[Extracted records]
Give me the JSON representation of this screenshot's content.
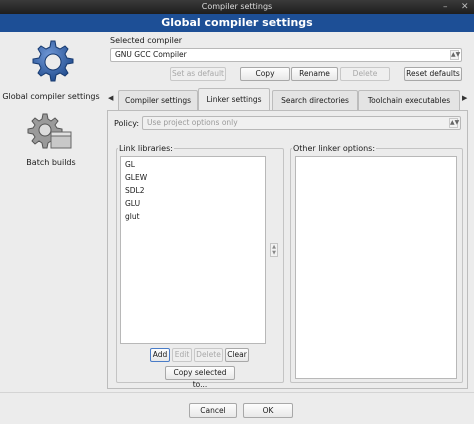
{
  "window": {
    "title": "Compiler settings",
    "header": "Global compiler settings",
    "minimize_glyph": "–",
    "close_glyph": "✕"
  },
  "categories": [
    {
      "label": "Global compiler settings",
      "icon": "gear-icon",
      "selected": true
    },
    {
      "label": "Batch builds",
      "icon": "gear-box-icon",
      "selected": false
    }
  ],
  "compiler": {
    "section_label": "Selected compiler",
    "selected": "GNU GCC Compiler",
    "buttons": {
      "set_default": "Set as default",
      "copy": "Copy",
      "rename": "Rename",
      "delete": "Delete",
      "reset": "Reset defaults"
    }
  },
  "tabs": {
    "scroll_left": "◀",
    "scroll_right": "▶",
    "items": [
      {
        "label": "Compiler settings",
        "active": false
      },
      {
        "label": "Linker settings",
        "active": true
      },
      {
        "label": "Search directories",
        "active": false
      },
      {
        "label": "Toolchain executables",
        "active": false
      }
    ]
  },
  "linker": {
    "policy_label": "Policy:",
    "policy_value": "Use project options only",
    "link_libraries_label": "Link libraries:",
    "libraries": [
      "GL",
      "GLEW",
      "SDL2",
      "GLU",
      "glut"
    ],
    "buttons": {
      "add": "Add",
      "edit": "Edit",
      "delete": "Delete",
      "clear": "Clear",
      "copy_selected": "Copy selected to..."
    },
    "other_options_label": "Other linker options:",
    "other_options_value": ""
  },
  "dialog_buttons": {
    "cancel": "Cancel",
    "ok": "OK"
  },
  "colors": {
    "header_bg": "#1d4f96",
    "titlebar_bg": "#2a2a2a",
    "icon_blue": "#2c5aa0"
  }
}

- EXERCISE DIRECTIONS:
Output the entries above exactly. Drop the pictures.

- RESPONSE TO THIS TASK:
Give me the JSON representation of this screenshot's content.
{
  "window": {
    "title": "Compiler settings",
    "header": "Global compiler settings",
    "minimize_glyph": "–",
    "close_glyph": "✕"
  },
  "categories": [
    {
      "label": "Global compiler settings",
      "icon": "gear-icon",
      "selected": true
    },
    {
      "label": "Batch builds",
      "icon": "gear-box-icon",
      "selected": false
    }
  ],
  "compiler": {
    "section_label": "Selected compiler",
    "selected": "GNU GCC Compiler",
    "buttons": {
      "set_default": "Set as default",
      "copy": "Copy",
      "rename": "Rename",
      "delete": "Delete",
      "reset": "Reset defaults"
    }
  },
  "tabs": {
    "scroll_left": "◀",
    "scroll_right": "▶",
    "items": [
      {
        "label": "Compiler settings",
        "active": false
      },
      {
        "label": "Linker settings",
        "active": true
      },
      {
        "label": "Search directories",
        "active": false
      },
      {
        "label": "Toolchain executables",
        "active": false
      }
    ]
  },
  "linker": {
    "policy_label": "Policy:",
    "policy_value": "Use project options only",
    "link_libraries_label": "Link libraries:",
    "libraries": [
      "GL",
      "GLEW",
      "SDL2",
      "GLU",
      "glut"
    ],
    "buttons": {
      "add": "Add",
      "edit": "Edit",
      "delete": "Delete",
      "clear": "Clear",
      "copy_selected": "Copy selected to..."
    },
    "other_options_label": "Other linker options:",
    "other_options_value": ""
  },
  "dialog_buttons": {
    "cancel": "Cancel",
    "ok": "OK"
  },
  "colors": {
    "header_bg": "#1d4f96",
    "titlebar_bg": "#2a2a2a",
    "icon_blue": "#2c5aa0"
  }
}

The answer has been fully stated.